▶ [DIRECTIONS]:
Pull out each line of the data that includes the word "nicht".

━━━━

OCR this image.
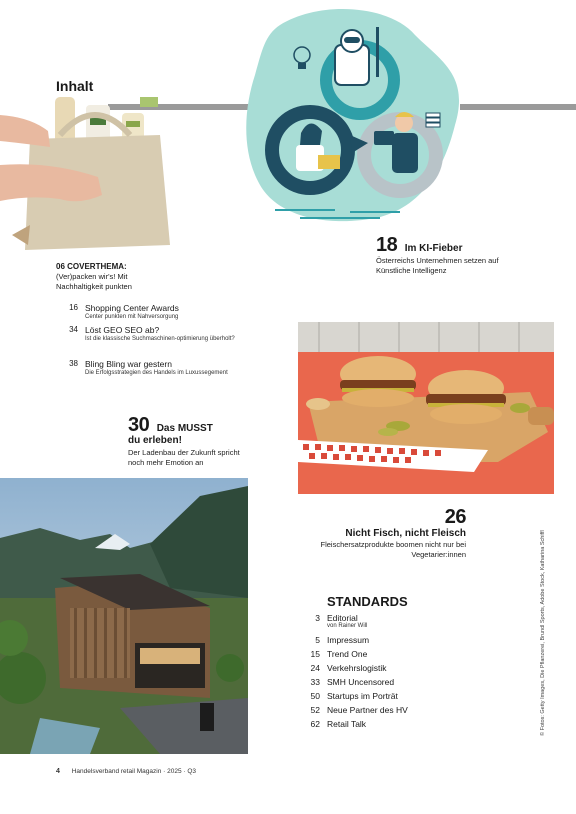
Inhalt
06 COVERTHEMA:
(Ver)packen wir's! Mit Nachhaltigkeit punkten
16 Shopping Center Awards
Center punkten mit Nahversorgung
34 Löst GEO SEO ab?
Ist die klassische Suchmaschinen-optimierung überholt?
38 Bling Bling war gestern
Die Erfolgsstrategien des Handels im Luxussegement
18 Im KI-Fieber
Österreichs Unternehmen setzen auf Künstliche Intelligenz
30 Das MUSST
du erleben!
Der Ladenbau der Zukunft spricht noch mehr Emotion an
26
Nicht Fisch, nicht Fleisch
Fleischersatzprodukte boomen nicht nur bei Vegetarier:innen
STANDARDS
3 Editorial
von Rainer Will
5 Impressum
15 Trend One
24 Verkehrslogistik
33 SMH Uncensored
50 Startups im Porträt
52 Neue Partner des HV
62 Retail Talk	© Fotos: Getty Images, Die Pflanzerei, Brundl Sports, Adobe Stock, Katharina Schiffl
4 Handelsverband retail Magazin · 2025 · Q3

━━━━

▶ [FINAL RESULT]:
Nicht Fisch, nicht Fleisch
Fleischersatzprodukte boomen nicht nur bei Vegetarier:innen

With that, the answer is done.